What needs to be done
Give back every line exactly as it appears, pictures excluded.

>> BEGIN Information provided

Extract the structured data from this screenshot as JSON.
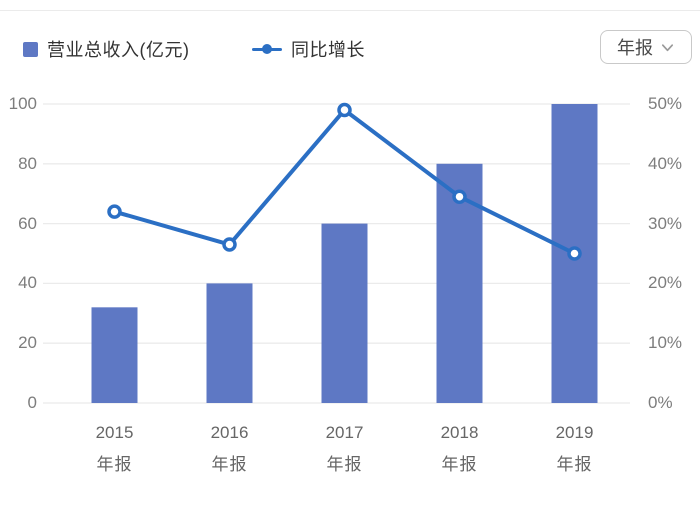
{
  "header": {
    "legend_bar": {
      "label": "营业总收入(亿元)"
    },
    "legend_line": {
      "label": "同比增长"
    },
    "period_selector": {
      "value": "年报"
    }
  },
  "colors": {
    "bar": "#5E78C4",
    "line": "#2B6FC4",
    "grid": "#ebebeb",
    "axis_text": "#7d7d7d",
    "category_text": "#666666",
    "legend_text": "#333333"
  },
  "chart_data": {
    "type": "bar+line combo",
    "categories": [
      "2015",
      "2016",
      "2017",
      "2018",
      "2019"
    ],
    "category_sublabel": "年报",
    "series": [
      {
        "name": "营业总收入(亿元)",
        "type": "bar",
        "axis": "left",
        "unit": "亿元",
        "values": [
          32,
          40,
          60,
          80,
          100
        ]
      },
      {
        "name": "同比增长",
        "type": "line",
        "axis": "right",
        "unit": "%",
        "values": [
          32,
          26.5,
          49,
          34.5,
          25
        ]
      }
    ],
    "left_axis": {
      "min": 0,
      "max": 100,
      "ticks": [
        "100",
        "80",
        "60",
        "40",
        "20",
        "0"
      ]
    },
    "right_axis": {
      "min": 0,
      "max": 50,
      "ticks": [
        "50%",
        "40%",
        "30%",
        "20%",
        "10%",
        "0%"
      ]
    },
    "grid": true,
    "legend_position": "top-left"
  }
}
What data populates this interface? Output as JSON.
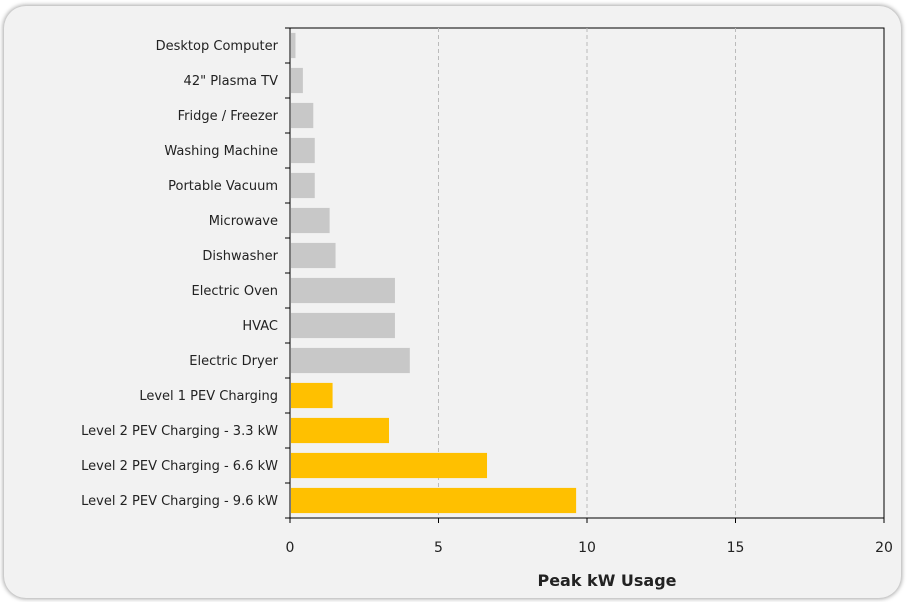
{
  "chart_data": {
    "type": "bar",
    "orientation": "horizontal",
    "categories": [
      "Desktop Computer",
      "42\" Plasma TV",
      "Fridge / Freezer",
      "Washing Machine",
      "Portable Vacuum",
      "Microwave",
      "Dishwasher",
      "Electric Oven",
      "HVAC",
      "Electric Dryer",
      "Level 1 PEV Charging",
      "Level 2 PEV Charging - 3.3 kW",
      "Level 2 PEV Charging - 6.6 kW",
      "Level 2 PEV Charging - 9.6 kW"
    ],
    "values": [
      0.15,
      0.4,
      0.75,
      0.8,
      0.8,
      1.3,
      1.5,
      3.5,
      3.5,
      4.0,
      1.4,
      3.3,
      6.6,
      9.6
    ],
    "bar_colors": [
      "#c8c8c8",
      "#c8c8c8",
      "#c8c8c8",
      "#c8c8c8",
      "#c8c8c8",
      "#c8c8c8",
      "#c8c8c8",
      "#c8c8c8",
      "#c8c8c8",
      "#c8c8c8",
      "#ffc000",
      "#ffc000",
      "#ffc000",
      "#ffc000"
    ],
    "xlabel": "Peak kW Usage",
    "ylabel": "",
    "title": "",
    "xlim": [
      0,
      20
    ],
    "xticks": [
      0,
      5,
      10,
      15,
      20
    ],
    "xtick_labels": [
      "0",
      "5",
      "10",
      "15",
      "20"
    ],
    "grid": "vertical dashed",
    "colors": {
      "appliance": "#c8c8c8",
      "pev": "#ffc000",
      "grid": "#bbbbbb",
      "background": "#f2f2f2"
    }
  }
}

>> END Information provided

Task answer
Extract the structured data from this screenshot as JSON.
{
  "header": {
    "legend_bar": {
      "label": "营业总收入(亿元)"
    },
    "legend_line": {
      "label": "同比增长"
    },
    "period_selector": {
      "value": "年报"
    }
  },
  "colors": {
    "bar": "#5E78C4",
    "line": "#2B6FC4",
    "grid": "#ebebeb",
    "axis_text": "#7d7d7d",
    "category_text": "#666666",
    "legend_text": "#333333"
  },
  "chart_data": {
    "type": "bar+line combo",
    "categories": [
      "2015",
      "2016",
      "2017",
      "2018",
      "2019"
    ],
    "category_sublabel": "年报",
    "series": [
      {
        "name": "营业总收入(亿元)",
        "type": "bar",
        "axis": "left",
        "unit": "亿元",
        "values": [
          32,
          40,
          60,
          80,
          100
        ]
      },
      {
        "name": "同比增长",
        "type": "line",
        "axis": "right",
        "unit": "%",
        "values": [
          32,
          26.5,
          49,
          34.5,
          25
        ]
      }
    ],
    "left_axis": {
      "min": 0,
      "max": 100,
      "ticks": [
        "100",
        "80",
        "60",
        "40",
        "20",
        "0"
      ]
    },
    "right_axis": {
      "min": 0,
      "max": 50,
      "ticks": [
        "50%",
        "40%",
        "30%",
        "20%",
        "10%",
        "0%"
      ]
    },
    "grid": true,
    "legend_position": "top-left"
  }
}
What data populates this interface? Output as JSON.
{
  "chart_data": {
    "type": "bar",
    "orientation": "horizontal",
    "categories": [
      "Desktop Computer",
      "42\" Plasma TV",
      "Fridge / Freezer",
      "Washing Machine",
      "Portable Vacuum",
      "Microwave",
      "Dishwasher",
      "Electric Oven",
      "HVAC",
      "Electric Dryer",
      "Level 1 PEV Charging",
      "Level 2 PEV Charging - 3.3 kW",
      "Level 2 PEV Charging - 6.6 kW",
      "Level 2 PEV Charging - 9.6 kW"
    ],
    "values": [
      0.15,
      0.4,
      0.75,
      0.8,
      0.8,
      1.3,
      1.5,
      3.5,
      3.5,
      4.0,
      1.4,
      3.3,
      6.6,
      9.6
    ],
    "bar_colors": [
      "#c8c8c8",
      "#c8c8c8",
      "#c8c8c8",
      "#c8c8c8",
      "#c8c8c8",
      "#c8c8c8",
      "#c8c8c8",
      "#c8c8c8",
      "#c8c8c8",
      "#c8c8c8",
      "#ffc000",
      "#ffc000",
      "#ffc000",
      "#ffc000"
    ],
    "xlabel": "Peak kW Usage",
    "ylabel": "",
    "title": "",
    "xlim": [
      0,
      20
    ],
    "xticks": [
      0,
      5,
      10,
      15,
      20
    ],
    "xtick_labels": [
      "0",
      "5",
      "10",
      "15",
      "20"
    ],
    "grid": "vertical dashed",
    "colors": {
      "appliance": "#c8c8c8",
      "pev": "#ffc000",
      "grid": "#bbbbbb",
      "background": "#f2f2f2"
    }
  }
}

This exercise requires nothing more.